*資料の読解*:
A - 松本零士さんの訃報記事から次の一文を英語に訳してください。「松本零士さんは福岡県出身で、15歳のときに雑誌に投稿した漫画が掲載されてデビューし、その後、上京して本格的に漫画家の活動を始めました。」
B - 松本零士さんの訃報記事の最後の文に続けて、本文を書き継いでください。

*記事本文*:
§

敦賀市とも作品通じてゆかり漫画家の松本零士さん死去 85歳

「宇宙戦艦ヤマト」や「銀河鉄道999」など壮大なSF作品で知られ、敦賀市とも作品を通じてゆかりのある漫画家の松本零士さんが、2月13日、急性心不全のため東京都内の病院で亡くなりました。
85歳でした。

松本零士さんは福岡県出身で、15歳のときに雑誌に投稿した漫画が掲載されてデビューし、その後、上京して本格的に漫画家の活動を始めました。
1971年に雑誌に連載した「男おいどん」が人気を博すと、1974年にテレビアニメとして放送された「宇宙戦艦ヤマト」の制作に関わり、映画化もされるなど若者を中心に爆発的な人気を集めました。
また、少年が列車に乗って宇宙を旅する「銀河鉄道999」や「宇宙海賊キャプテンハーロック」などは、テレビアニメとしても放送され、松本アニメのブームを巻き起こしました。
宇宙を舞台にしたロマンあふれる冒険活劇を独特の幻想的な絵柄で描く一方で、豊富な科学知識と取材にもとづいた宇宙船などの緻密な描写でも知られ、コックピットに整然と並ぶ計器類は「零士メーター」と呼ばれるなど、その後のSF作品に大きな影響を与えました。

§

*提供情報*:
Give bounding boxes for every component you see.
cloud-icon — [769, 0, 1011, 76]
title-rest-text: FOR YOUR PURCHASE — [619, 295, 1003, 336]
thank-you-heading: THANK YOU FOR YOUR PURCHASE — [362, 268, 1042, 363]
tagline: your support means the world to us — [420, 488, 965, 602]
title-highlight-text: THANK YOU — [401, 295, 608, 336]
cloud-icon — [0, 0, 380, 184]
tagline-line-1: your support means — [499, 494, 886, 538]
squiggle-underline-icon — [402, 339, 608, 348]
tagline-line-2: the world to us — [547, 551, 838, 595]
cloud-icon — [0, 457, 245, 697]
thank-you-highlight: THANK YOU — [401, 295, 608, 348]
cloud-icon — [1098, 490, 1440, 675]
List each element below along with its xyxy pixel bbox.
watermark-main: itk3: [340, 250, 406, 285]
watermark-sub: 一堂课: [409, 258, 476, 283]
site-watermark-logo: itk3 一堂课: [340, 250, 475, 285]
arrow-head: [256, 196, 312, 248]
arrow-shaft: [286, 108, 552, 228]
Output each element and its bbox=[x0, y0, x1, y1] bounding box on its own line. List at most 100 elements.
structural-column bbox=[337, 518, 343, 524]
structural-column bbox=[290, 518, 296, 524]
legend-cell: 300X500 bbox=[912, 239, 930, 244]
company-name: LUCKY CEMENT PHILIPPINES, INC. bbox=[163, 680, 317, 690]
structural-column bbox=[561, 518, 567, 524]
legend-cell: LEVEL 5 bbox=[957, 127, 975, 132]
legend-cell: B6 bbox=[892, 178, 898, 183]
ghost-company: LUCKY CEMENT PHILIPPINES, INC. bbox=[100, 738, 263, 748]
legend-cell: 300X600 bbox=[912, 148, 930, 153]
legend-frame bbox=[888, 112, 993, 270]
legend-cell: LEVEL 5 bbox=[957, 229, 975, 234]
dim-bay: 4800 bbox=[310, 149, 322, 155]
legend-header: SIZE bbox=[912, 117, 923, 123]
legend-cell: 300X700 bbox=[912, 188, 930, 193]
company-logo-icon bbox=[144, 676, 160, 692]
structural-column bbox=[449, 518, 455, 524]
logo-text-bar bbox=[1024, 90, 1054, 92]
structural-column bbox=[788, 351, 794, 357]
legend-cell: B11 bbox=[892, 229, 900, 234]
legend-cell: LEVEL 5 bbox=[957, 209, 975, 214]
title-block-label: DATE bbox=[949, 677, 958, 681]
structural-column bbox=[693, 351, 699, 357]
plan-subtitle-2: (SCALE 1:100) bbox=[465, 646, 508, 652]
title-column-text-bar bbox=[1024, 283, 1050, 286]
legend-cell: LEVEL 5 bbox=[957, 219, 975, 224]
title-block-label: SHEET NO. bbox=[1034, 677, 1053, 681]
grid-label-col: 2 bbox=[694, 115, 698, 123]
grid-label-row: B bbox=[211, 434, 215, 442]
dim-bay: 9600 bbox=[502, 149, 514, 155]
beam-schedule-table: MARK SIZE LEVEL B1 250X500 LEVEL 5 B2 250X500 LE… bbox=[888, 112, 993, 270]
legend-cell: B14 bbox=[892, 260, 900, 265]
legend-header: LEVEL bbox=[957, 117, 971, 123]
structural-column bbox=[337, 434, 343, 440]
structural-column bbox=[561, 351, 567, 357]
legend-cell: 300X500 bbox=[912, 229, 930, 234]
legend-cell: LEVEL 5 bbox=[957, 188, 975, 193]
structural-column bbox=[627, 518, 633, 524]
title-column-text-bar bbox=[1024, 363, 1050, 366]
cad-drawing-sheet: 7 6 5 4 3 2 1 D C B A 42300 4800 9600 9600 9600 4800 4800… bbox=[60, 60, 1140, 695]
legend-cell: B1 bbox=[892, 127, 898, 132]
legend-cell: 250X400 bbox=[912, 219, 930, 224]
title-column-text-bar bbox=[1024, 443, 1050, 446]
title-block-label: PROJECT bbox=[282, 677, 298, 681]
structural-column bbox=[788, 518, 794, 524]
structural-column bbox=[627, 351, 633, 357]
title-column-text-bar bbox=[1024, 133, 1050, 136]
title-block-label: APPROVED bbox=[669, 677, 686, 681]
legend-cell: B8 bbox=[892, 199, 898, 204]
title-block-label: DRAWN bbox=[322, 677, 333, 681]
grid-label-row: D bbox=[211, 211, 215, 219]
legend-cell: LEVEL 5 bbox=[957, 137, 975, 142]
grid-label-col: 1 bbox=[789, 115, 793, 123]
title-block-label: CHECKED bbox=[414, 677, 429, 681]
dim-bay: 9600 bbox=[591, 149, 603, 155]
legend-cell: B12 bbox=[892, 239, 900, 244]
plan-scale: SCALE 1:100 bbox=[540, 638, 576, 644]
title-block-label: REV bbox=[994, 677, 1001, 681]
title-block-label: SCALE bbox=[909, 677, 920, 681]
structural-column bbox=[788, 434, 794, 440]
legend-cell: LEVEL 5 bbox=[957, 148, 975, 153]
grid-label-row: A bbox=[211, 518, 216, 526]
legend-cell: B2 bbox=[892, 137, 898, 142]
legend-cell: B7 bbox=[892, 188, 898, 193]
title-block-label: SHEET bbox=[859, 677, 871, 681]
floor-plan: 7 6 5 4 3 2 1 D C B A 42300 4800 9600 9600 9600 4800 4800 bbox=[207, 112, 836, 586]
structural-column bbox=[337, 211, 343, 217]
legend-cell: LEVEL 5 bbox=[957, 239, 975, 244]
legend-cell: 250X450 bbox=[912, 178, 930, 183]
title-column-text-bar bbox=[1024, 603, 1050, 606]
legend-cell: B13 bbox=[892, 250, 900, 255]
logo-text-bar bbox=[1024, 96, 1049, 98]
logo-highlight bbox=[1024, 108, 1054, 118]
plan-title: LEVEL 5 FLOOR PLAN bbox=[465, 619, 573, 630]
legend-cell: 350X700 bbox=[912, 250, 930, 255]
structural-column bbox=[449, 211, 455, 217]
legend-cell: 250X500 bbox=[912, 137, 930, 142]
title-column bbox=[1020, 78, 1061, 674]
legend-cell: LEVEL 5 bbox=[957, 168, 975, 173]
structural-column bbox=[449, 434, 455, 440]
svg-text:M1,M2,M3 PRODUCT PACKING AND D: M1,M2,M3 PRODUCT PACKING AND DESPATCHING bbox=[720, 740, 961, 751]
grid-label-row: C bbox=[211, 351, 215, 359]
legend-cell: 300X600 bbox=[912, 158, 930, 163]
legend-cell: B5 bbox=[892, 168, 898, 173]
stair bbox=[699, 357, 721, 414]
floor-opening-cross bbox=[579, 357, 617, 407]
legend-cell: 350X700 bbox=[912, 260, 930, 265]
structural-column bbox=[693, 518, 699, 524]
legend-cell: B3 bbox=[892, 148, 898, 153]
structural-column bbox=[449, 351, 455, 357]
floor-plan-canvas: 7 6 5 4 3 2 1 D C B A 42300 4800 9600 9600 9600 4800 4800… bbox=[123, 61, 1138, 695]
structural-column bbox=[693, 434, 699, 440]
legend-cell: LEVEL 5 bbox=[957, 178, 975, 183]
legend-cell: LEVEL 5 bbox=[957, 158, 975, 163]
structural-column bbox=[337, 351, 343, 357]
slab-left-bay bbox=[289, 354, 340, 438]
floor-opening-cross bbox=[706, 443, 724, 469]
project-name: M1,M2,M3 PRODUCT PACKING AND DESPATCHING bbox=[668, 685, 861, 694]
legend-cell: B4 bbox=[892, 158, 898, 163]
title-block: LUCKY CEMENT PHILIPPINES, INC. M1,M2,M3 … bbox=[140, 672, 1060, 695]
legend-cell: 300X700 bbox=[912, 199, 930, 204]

§

*解答*:
A - Leiji Matsumoto was from Fukuoka Prefecture; he made his debut at the age of 15 when a manga he had submitted to a magazine was published, and he later moved to Tokyo and began working in earnest as a manga artist.

B -
また、陸軍のパイロットだった父親の戦争体験などをもとに「戦場漫画」と呼ばれるシリーズも半世紀にわたって書き続け、命の尊さを漫画を通じて訴えました。
こうした功績で2001年に紫綬褒章を受章したほか、2010年には旭日小綬章を受章しています。
また、海外でも高く評価され、2012年にはフランス芸術文化勲章を受章しています。
松本さんは、2019年11月に、イタリアを訪れていた際に体調を崩して病院に搬送され一時、集中治療室で治療を受けましたが、その後回復して日本に帰国していました。
松本さんは、2月13日、急性心不全のため東京都内の病院で亡くなりました。
85歳でした。

松本零士さんの作品に登場するキャラクターのブロンズ像が並ぶ敦賀市の商店街では、松本さんを惜しむ声が聞かれました。
古くから港と鉄道で栄えた敦賀市では、1999年の敦賀港開港100周年に合わせて、商工会議所と市が、松本さんの監修のもと、市のイメージと重なる「宇宙戦艦ヤマト」や「銀河鉄道999」のキャラクターなどのブロンズ像28点を駅前と商店街を結ぶ歩道に設置しました。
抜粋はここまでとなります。